> Items listed in a dataset:
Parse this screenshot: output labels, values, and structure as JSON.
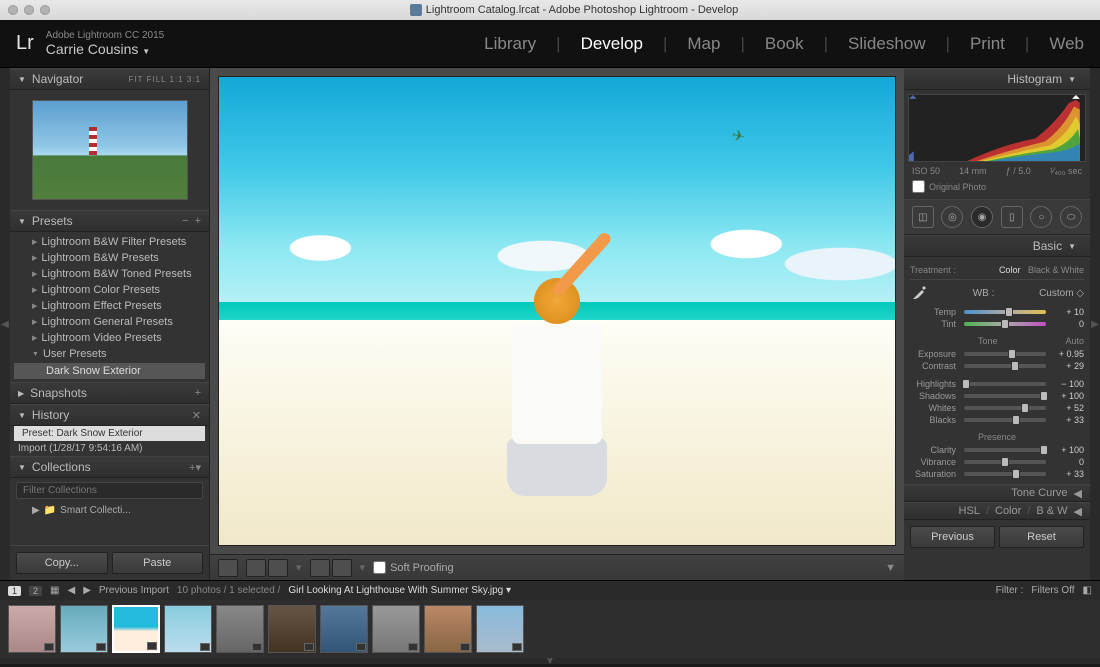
{
  "titlebar": {
    "title": "Lightroom Catalog.lrcat - Adobe Photoshop Lightroom - Develop"
  },
  "header": {
    "app_version": "Adobe Lightroom CC 2015",
    "user_name": "Carrie Cousins",
    "modules": [
      "Library",
      "Develop",
      "Map",
      "Book",
      "Slideshow",
      "Print",
      "Web"
    ],
    "active_module": "Develop"
  },
  "navigator": {
    "title": "Navigator",
    "modes": "FIT   FILL   1:1   3:1"
  },
  "presets": {
    "title": "Presets",
    "items": [
      "Lightroom B&W Filter Presets",
      "Lightroom B&W Presets",
      "Lightroom B&W Toned Presets",
      "Lightroom Color Presets",
      "Lightroom Effect Presets",
      "Lightroom General Presets",
      "Lightroom Video Presets",
      "User Presets"
    ],
    "selected": "Dark Snow Exterior"
  },
  "snapshots": {
    "title": "Snapshots"
  },
  "history": {
    "title": "History",
    "items": [
      {
        "label": "Preset: Dark Snow Exterior",
        "selected": true
      },
      {
        "label": "Import (1/28/17 9:54:16 AM)",
        "selected": false
      }
    ]
  },
  "collections": {
    "title": "Collections",
    "search_placeholder": "Filter Collections",
    "item": "Smart Collecti..."
  },
  "copy_paste": {
    "copy": "Copy...",
    "paste": "Paste"
  },
  "toolbar": {
    "soft_proofing": "Soft Proofing"
  },
  "histogram": {
    "title": "Histogram",
    "iso": "ISO 50",
    "focal": "14 mm",
    "aperture": "ƒ / 5.0",
    "shutter": "¹⁄₄₀₀ sec",
    "original": "Original Photo"
  },
  "basic": {
    "title": "Basic",
    "treatment_label": "Treatment :",
    "treatment_color": "Color",
    "treatment_bw": "Black & White",
    "wb_label": "WB :",
    "wb_value": "Custom",
    "tone_label": "Tone",
    "auto": "Auto",
    "presence_label": "Presence",
    "sliders": {
      "temp": {
        "label": "Temp",
        "value": "+ 10",
        "pos": 55
      },
      "tint": {
        "label": "Tint",
        "value": "0",
        "pos": 50
      },
      "exposure": {
        "label": "Exposure",
        "value": "+ 0.95",
        "pos": 58
      },
      "contrast": {
        "label": "Contrast",
        "value": "+ 29",
        "pos": 62
      },
      "highlights": {
        "label": "Highlights",
        "value": "− 100",
        "pos": 2
      },
      "shadows": {
        "label": "Shadows",
        "value": "+ 100",
        "pos": 98
      },
      "whites": {
        "label": "Whites",
        "value": "+ 52",
        "pos": 74
      },
      "blacks": {
        "label": "Blacks",
        "value": "+ 33",
        "pos": 64
      },
      "clarity": {
        "label": "Clarity",
        "value": "+ 100",
        "pos": 98
      },
      "vibrance": {
        "label": "Vibrance",
        "value": "0",
        "pos": 50
      },
      "saturation": {
        "label": "Saturation",
        "value": "+ 33",
        "pos": 64
      }
    }
  },
  "subpanels": {
    "tone_curve": "Tone Curve",
    "hsl": "HSL",
    "color": "Color",
    "bw": "B & W"
  },
  "prev_reset": {
    "previous": "Previous",
    "reset": "Reset"
  },
  "filmstrip": {
    "badge1": "1",
    "badge2": "2",
    "source": "Previous Import",
    "count": "10 photos / 1 selected /",
    "filename": "Girl Looking At Lighthouse With Summer Sky.jpg",
    "filter_label": "Filter :",
    "filter_value": "Filters Off"
  }
}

> BRIEF: Look over the listing above. Pick out and copy every line that includes "Exterior".

> ANSWER:
    "selected": "Dark Snow Exterior"
        "label": "Preset: Dark Snow Exterior",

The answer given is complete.